(TASK GOAL): All records are to be retyped faithfully and completely.

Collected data

-.-.-

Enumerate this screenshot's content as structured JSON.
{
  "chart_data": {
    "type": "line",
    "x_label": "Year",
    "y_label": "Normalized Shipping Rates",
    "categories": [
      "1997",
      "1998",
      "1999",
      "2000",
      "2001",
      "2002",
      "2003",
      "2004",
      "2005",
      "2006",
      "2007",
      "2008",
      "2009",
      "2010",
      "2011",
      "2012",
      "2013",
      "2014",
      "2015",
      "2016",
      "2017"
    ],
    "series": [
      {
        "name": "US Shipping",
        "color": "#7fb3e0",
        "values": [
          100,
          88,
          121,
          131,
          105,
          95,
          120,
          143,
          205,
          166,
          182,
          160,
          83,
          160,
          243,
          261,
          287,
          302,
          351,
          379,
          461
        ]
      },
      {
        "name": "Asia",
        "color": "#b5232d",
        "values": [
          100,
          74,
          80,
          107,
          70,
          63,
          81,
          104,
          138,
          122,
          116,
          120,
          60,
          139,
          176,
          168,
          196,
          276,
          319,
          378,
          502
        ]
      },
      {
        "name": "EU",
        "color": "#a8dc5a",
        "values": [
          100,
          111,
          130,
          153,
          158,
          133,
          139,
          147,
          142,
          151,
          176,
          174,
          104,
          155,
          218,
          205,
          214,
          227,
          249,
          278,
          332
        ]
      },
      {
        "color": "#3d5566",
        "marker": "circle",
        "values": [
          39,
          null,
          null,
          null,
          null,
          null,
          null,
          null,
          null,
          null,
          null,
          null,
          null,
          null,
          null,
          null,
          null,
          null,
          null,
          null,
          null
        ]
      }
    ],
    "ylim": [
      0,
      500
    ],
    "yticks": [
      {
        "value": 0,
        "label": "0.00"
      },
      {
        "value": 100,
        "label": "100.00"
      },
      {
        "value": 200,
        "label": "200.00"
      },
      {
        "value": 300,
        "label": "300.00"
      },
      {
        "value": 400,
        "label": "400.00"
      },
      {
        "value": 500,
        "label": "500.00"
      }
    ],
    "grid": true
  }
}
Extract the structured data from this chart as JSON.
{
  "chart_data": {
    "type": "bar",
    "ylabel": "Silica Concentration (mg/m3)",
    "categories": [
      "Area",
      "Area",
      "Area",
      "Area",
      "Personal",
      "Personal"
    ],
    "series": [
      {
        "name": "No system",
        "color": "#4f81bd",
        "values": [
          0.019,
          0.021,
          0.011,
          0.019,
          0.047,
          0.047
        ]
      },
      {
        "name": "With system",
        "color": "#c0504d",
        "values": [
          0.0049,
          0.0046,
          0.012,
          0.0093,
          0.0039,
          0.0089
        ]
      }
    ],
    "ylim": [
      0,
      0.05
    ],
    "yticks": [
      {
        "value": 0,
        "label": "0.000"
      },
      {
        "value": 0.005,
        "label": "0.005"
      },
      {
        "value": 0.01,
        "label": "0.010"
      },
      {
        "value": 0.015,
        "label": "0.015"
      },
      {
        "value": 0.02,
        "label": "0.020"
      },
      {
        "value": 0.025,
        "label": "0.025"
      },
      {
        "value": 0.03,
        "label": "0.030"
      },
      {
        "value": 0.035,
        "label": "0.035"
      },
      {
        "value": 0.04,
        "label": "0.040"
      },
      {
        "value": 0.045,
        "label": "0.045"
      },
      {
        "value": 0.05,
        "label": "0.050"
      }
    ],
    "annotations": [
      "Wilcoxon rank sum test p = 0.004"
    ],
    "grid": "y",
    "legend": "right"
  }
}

-.-.-

(CORRECT RESPONSE):
Enumerate this screenshot's content as structured JSON.
{
  "chart_data": {
    "type": "line",
    "x_label": "Year",
    "y_label": "Normalized Shipping Rates",
    "categories": [
      "1997",
      "1998",
      "1999",
      "2000",
      "2001",
      "2002",
      "2003",
      "2004",
      "2005",
      "2006",
      "2007",
      "2008",
      "2009",
      "2010",
      "2011",
      "2012",
      "2013",
      "2014",
      "2015",
      "2016",
      "2017"
    ],
    "series": [
      {
        "name": "US Shipping",
        "color": "#7fb3e0",
        "values": [
          100,
          88,
          121,
          131,
          105,
          95,
          120,
          143,
          205,
          166,
          182,
          160,
          83,
          160,
          243,
          261,
          287,
          302,
          351,
          379,
          461
        ]
      },
      {
        "name": "Asia",
        "color": "#b5232d",
        "values": [
          100,
          74,
          80,
          107,
          70,
          63,
          81,
          104,
          138,
          122,
          116,
          120,
          60,
          139,
          176,
          168,
          196,
          276,
          319,
          378,
          502
        ]
      },
      {
        "name": "EU",
        "color": "#a8dc5a",
        "values": [
          100,
          111,
          130,
          153,
          158,
          133,
          139,
          147,
          142,
          151,
          176,
          174,
          104,
          155,
          218,
          205,
          214,
          227,
          249,
          278,
          332
        ]
      },
      {
        "color": "#3d5566",
        "marker": "circle",
        "values": [
          39,
          null,
          null,
          null,
          null,
          null,
          null,
          null,
          null,
          null,
          null,
          null,
          null,
          null,
          null,
          null,
          null,
          null,
          null,
          null,
          null
        ]
      }
    ],
    "ylim": [
      0,
      500
    ],
    "yticks": [
      {
        "value": 0,
        "label": "0.00"
      },
      {
        "value": 100,
        "label": "100.00"
      },
      {
        "value": 200,
        "label": "200.00"
      },
      {
        "value": 300,
        "label": "300.00"
      },
      {
        "value": 400,
        "label": "400.00"
      },
      {
        "value": 500,
        "label": "500.00"
      }
    ],
    "grid": true
  }
}
Extract the structured data from this chart as JSON.
{
  "chart_data": {
    "type": "bar",
    "ylabel": "Silica Concentration (mg/m3)",
    "categories": [
      "Area",
      "Area",
      "Area",
      "Area",
      "Personal",
      "Personal"
    ],
    "series": [
      {
        "name": "No system",
        "color": "#4f81bd",
        "values": [
          0.019,
          0.021,
          0.011,
          0.019,
          0.047,
          0.047
        ]
      },
      {
        "name": "With system",
        "color": "#c0504d",
        "values": [
          0.0049,
          0.0046,
          0.012,
          0.0093,
          0.0039,
          0.0089
        ]
      }
    ],
    "ylim": [
      0,
      0.05
    ],
    "yticks": [
      {
        "value": 0,
        "label": "0.000"
      },
      {
        "value": 0.005,
        "label": "0.005"
      },
      {
        "value": 0.01,
        "label": "0.010"
      },
      {
        "value": 0.015,
        "label": "0.015"
      },
      {
        "value": 0.02,
        "label": "0.020"
      },
      {
        "value": 0.025,
        "label": "0.025"
      },
      {
        "value": 0.03,
        "label": "0.030"
      },
      {
        "value": 0.035,
        "label": "0.035"
      },
      {
        "value": 0.04,
        "label": "0.040"
      },
      {
        "value": 0.045,
        "label": "0.045"
      },
      {
        "value": 0.05,
        "label": "0.050"
      }
    ],
    "annotations": [
      "Wilcoxon rank sum test p = 0.004"
    ],
    "grid": "y",
    "legend": "right"
  }
}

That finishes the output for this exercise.